▸ Data excerpts
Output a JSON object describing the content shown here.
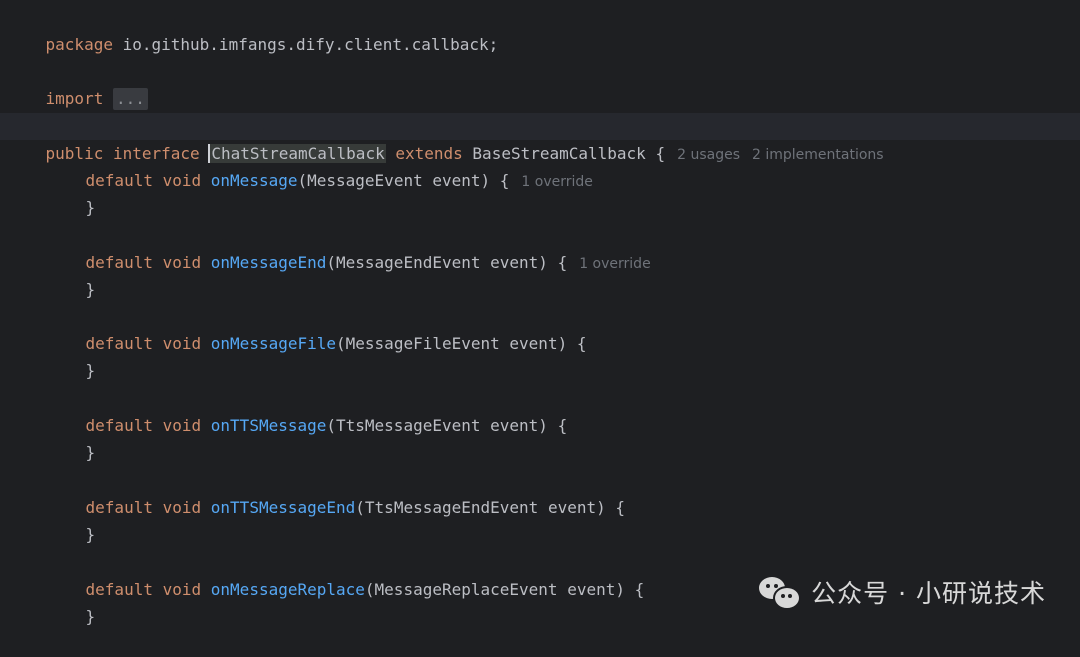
{
  "code": {
    "package_kw": "package",
    "package_name": " io.github.imfangs.dify.client.callback;",
    "import_kw": "import",
    "import_folded": "...",
    "decl": {
      "public": "public",
      "interface": "interface",
      "name": "ChatStreamCallback",
      "extends": "extends",
      "base": "BaseStreamCallback",
      "open": "{",
      "usages_hint": "2 usages",
      "impl_hint": "2 implementations"
    },
    "kw_default": "default",
    "kw_void": "void",
    "close_brace": "}",
    "methods": [
      {
        "name": "onMessage",
        "params": "(MessageEvent event) {",
        "hint": "1 override"
      },
      {
        "name": "onMessageEnd",
        "params": "(MessageEndEvent event) {",
        "hint": "1 override"
      },
      {
        "name": "onMessageFile",
        "params": "(MessageFileEvent event) {",
        "hint": ""
      },
      {
        "name": "onTTSMessage",
        "params": "(TtsMessageEvent event) {",
        "hint": ""
      },
      {
        "name": "onTTSMessageEnd",
        "params": "(TtsMessageEndEvent event) {",
        "hint": ""
      },
      {
        "name": "onMessageReplace",
        "params": "(MessageReplaceEvent event) {",
        "hint": ""
      }
    ]
  },
  "watermark": {
    "text": "公众号 · 小研说技术",
    "icon": "wechat-icon"
  },
  "colors": {
    "background": "#1e1f22",
    "keyword": "#cf8e6d",
    "function": "#56a8f5",
    "text": "#bcbec4",
    "hint": "#6f737a"
  }
}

▸ Exercise
Note every line above where the string "params" shows up, and copy those lines.

▸ Answer to this task
        "params": "(MessageEvent event) {",
        "params": "(MessageEndEvent event) {",
        "params": "(MessageFileEvent event) {",
        "params": "(TtsMessageEvent event) {",
        "params": "(TtsMessageEndEvent event) {",
        "params": "(MessageReplaceEvent event) {",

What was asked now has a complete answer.